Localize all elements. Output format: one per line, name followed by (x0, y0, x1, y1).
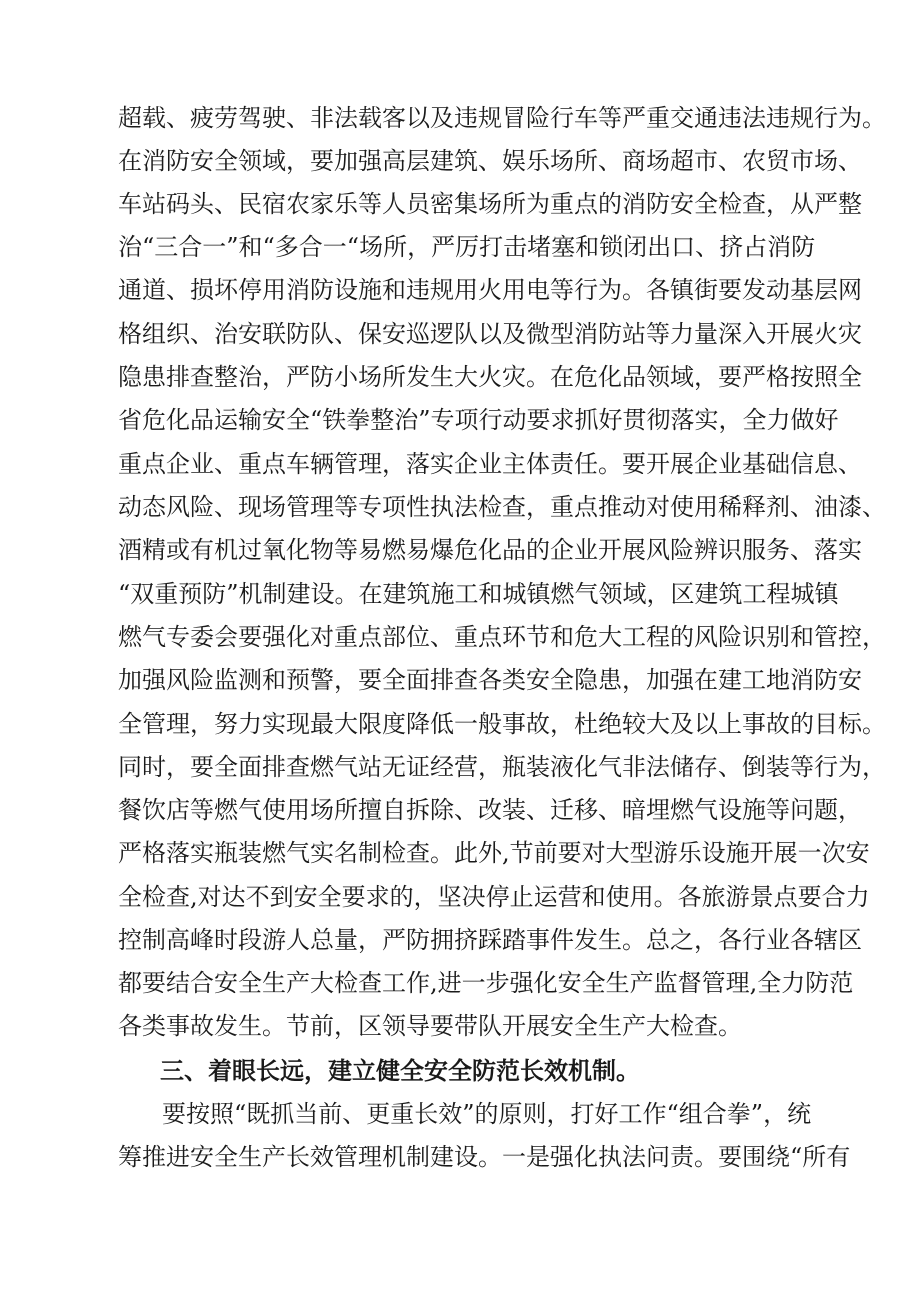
body-line: 同时，要全面排查燃气站无证经营，瓶装液化气非法储存、倒装等行为， (118, 753, 886, 781)
body-line: 省危化品运输安全“铁拳整治”专项行动要求抓好贯彻落实，全力做好 (118, 406, 839, 434)
body-line: 餐饮店等燃气使用场所擅自拆除、改装、迁移、暗埋燃气设施等问题， (118, 796, 862, 824)
body-line: 都要结合安全生产大检查工作,进一步强化安全生产监督管理,全力防范 (118, 969, 854, 997)
body-line: 隐患排查整治，严防小场所发生大火灾。在危化品领域，要严格按照全 (118, 363, 862, 391)
section-heading: 三、着眼长远，建立健全安全防范长效机制。 (160, 1057, 640, 1085)
body-line: 酒精或有机过氧化物等易燃易爆危化品的企业开展风险辨识服务、落实 (118, 536, 862, 564)
body-line: 要按照“既抓当前、更重长效”的原则，打好工作“组合拳”，统 (162, 1100, 812, 1128)
body-line: 全管理，努力实现最大限度降低一般事故，杜绝较大及以上事故的目标。 (118, 710, 886, 738)
body-line: 车站码头、民宿农家乐等人员密集场所为重点的消防安全检查，从严整 (118, 190, 862, 218)
body-line: 全检查,对达不到安全要求的，坚决停止运营和使用。各旅游景点要合力 (118, 883, 870, 911)
body-line: “双重预防”机制建设。在建筑施工和城镇燃气领域，区建筑工程城镇 (118, 580, 839, 608)
body-line: 超载、疲劳驾驶、非法载客以及违规冒险行车等严重交通违法违规行为。 (118, 104, 886, 132)
body-line: 治“三合一”和“多合一“场所，严厉打击堵塞和锁闭出口、挤占消防 (118, 233, 816, 261)
body-line: 严格落实瓶装燃气实名制检查。此外,节前要对大型游乐设施开展一次安 (118, 839, 870, 867)
body-line: 格组织、治安联防队、保安巡逻队以及微型消防站等力量深入开展火灾 (118, 320, 862, 348)
body-line: 加强风险监测和预警，要全面排查各类安全隐患，加强在建工地消防安 (118, 666, 862, 694)
body-line: 动态风险、现场管理等专项性执法检查，重点推动对使用稀释剂、油漆、 (118, 493, 886, 521)
body-line: 燃气专委会要强化对重点部位、重点环节和危大工程的风险识别和管控， (118, 623, 886, 651)
body-line: 重点企业、重点车辆管理，落实企业主体责任。要开展企业基础信息、 (118, 450, 862, 478)
body-line: 各类事故发生。节前，区领导要带队开展安全生产大检查。 (118, 1012, 742, 1040)
body-line: 在消防安全领域，要加强高层建筑、娱乐场所、商场超市、农贸市场、 (118, 147, 862, 175)
body-line: 通道、损坏停用消防设施和违规用火用电等行为。各镇街要发动基层网 (118, 276, 862, 304)
body-line: 筹推进安全生产长效管理机制建设。一是强化执法问责。要围绕“所有 (118, 1143, 851, 1171)
body-line: 控制高峰时段游人总量，严防拥挤踩踏事件发生。总之，各行业各辖区 (118, 926, 862, 954)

────────────────────────────────────────

Exercise. Write out all of the lines above again, changing every "危化品" to "危险化学品" and keeping everything else the same. Omit the picture.

Solution for this exercise.
Localize all elements. Output format: one per line, name followed by (x0, y0, x1, y1).
body-line: 同时，要全面排查燃气站无证经营，瓶装液化气非法储存、倒装等行为， (118, 753, 886, 781)
body-line: 省危险化学品运输安全“铁拳整治”专项行动要求抓好贯彻落实，全力做好 (118, 406, 839, 434)
body-line: 餐饮店等燃气使用场所擅自拆除、改装、迁移、暗埋燃气设施等问题， (118, 796, 862, 824)
body-line: 都要结合安全生产大检查工作,进一步强化安全生产监督管理,全力防范 (118, 969, 854, 997)
body-line: 隐患排查整治，严防小场所发生大火灾。在危险化学品领域，要严格按照全 (118, 363, 862, 391)
section-heading: 三、着眼长远，建立健全安全防范长效机制。 (160, 1057, 640, 1085)
body-line: 酒精或有机过氧化物等易燃易爆危险化学品的企业开展风险辨识服务、落实 (118, 536, 862, 564)
body-line: 要按照“既抓当前、更重长效”的原则，打好工作“组合拳”，统 (162, 1100, 812, 1128)
body-line: 全管理，努力实现最大限度降低一般事故，杜绝较大及以上事故的目标。 (118, 710, 886, 738)
body-line: 车站码头、民宿农家乐等人员密集场所为重点的消防安全检查，从严整 (118, 190, 862, 218)
body-line: 全检查,对达不到安全要求的，坚决停止运营和使用。各旅游景点要合力 (118, 883, 870, 911)
body-line: “双重预防”机制建设。在建筑施工和城镇燃气领域，区建筑工程城镇 (118, 580, 839, 608)
body-line: 超载、疲劳驾驶、非法载客以及违规冒险行车等严重交通违法违规行为。 (118, 104, 886, 132)
body-line: 治“三合一”和“多合一“场所，严厉打击堵塞和锁闭出口、挤占消防 (118, 233, 816, 261)
body-line: 严格落实瓶装燃气实名制检查。此外,节前要对大型游乐设施开展一次安 (118, 839, 870, 867)
body-line: 格组织、治安联防队、保安巡逻队以及微型消防站等力量深入开展火灾 (118, 320, 862, 348)
body-line: 加强风险监测和预警，要全面排查各类安全隐患，加强在建工地消防安 (118, 666, 862, 694)
body-line: 动态风险、现场管理等专项性执法检查，重点推动对使用稀释剂、油漆、 (118, 493, 886, 521)
body-line: 燃气专委会要强化对重点部位、重点环节和危大工程的风险识别和管控， (118, 623, 886, 651)
body-line: 重点企业、重点车辆管理，落实企业主体责任。要开展企业基础信息、 (118, 450, 862, 478)
body-line: 各类事故发生。节前，区领导要带队开展安全生产大检查。 (118, 1012, 742, 1040)
body-line: 在消防安全领域，要加强高层建筑、娱乐场所、商场超市、农贸市场、 (118, 147, 862, 175)
body-line: 通道、损坏停用消防设施和违规用火用电等行为。各镇街要发动基层网 (118, 276, 862, 304)
body-line: 筹推进安全生产长效管理机制建设。一是强化执法问责。要围绕“所有 (118, 1143, 851, 1171)
body-line: 控制高峰时段游人总量，严防拥挤踩踏事件发生。总之，各行业各辖区 (118, 926, 862, 954)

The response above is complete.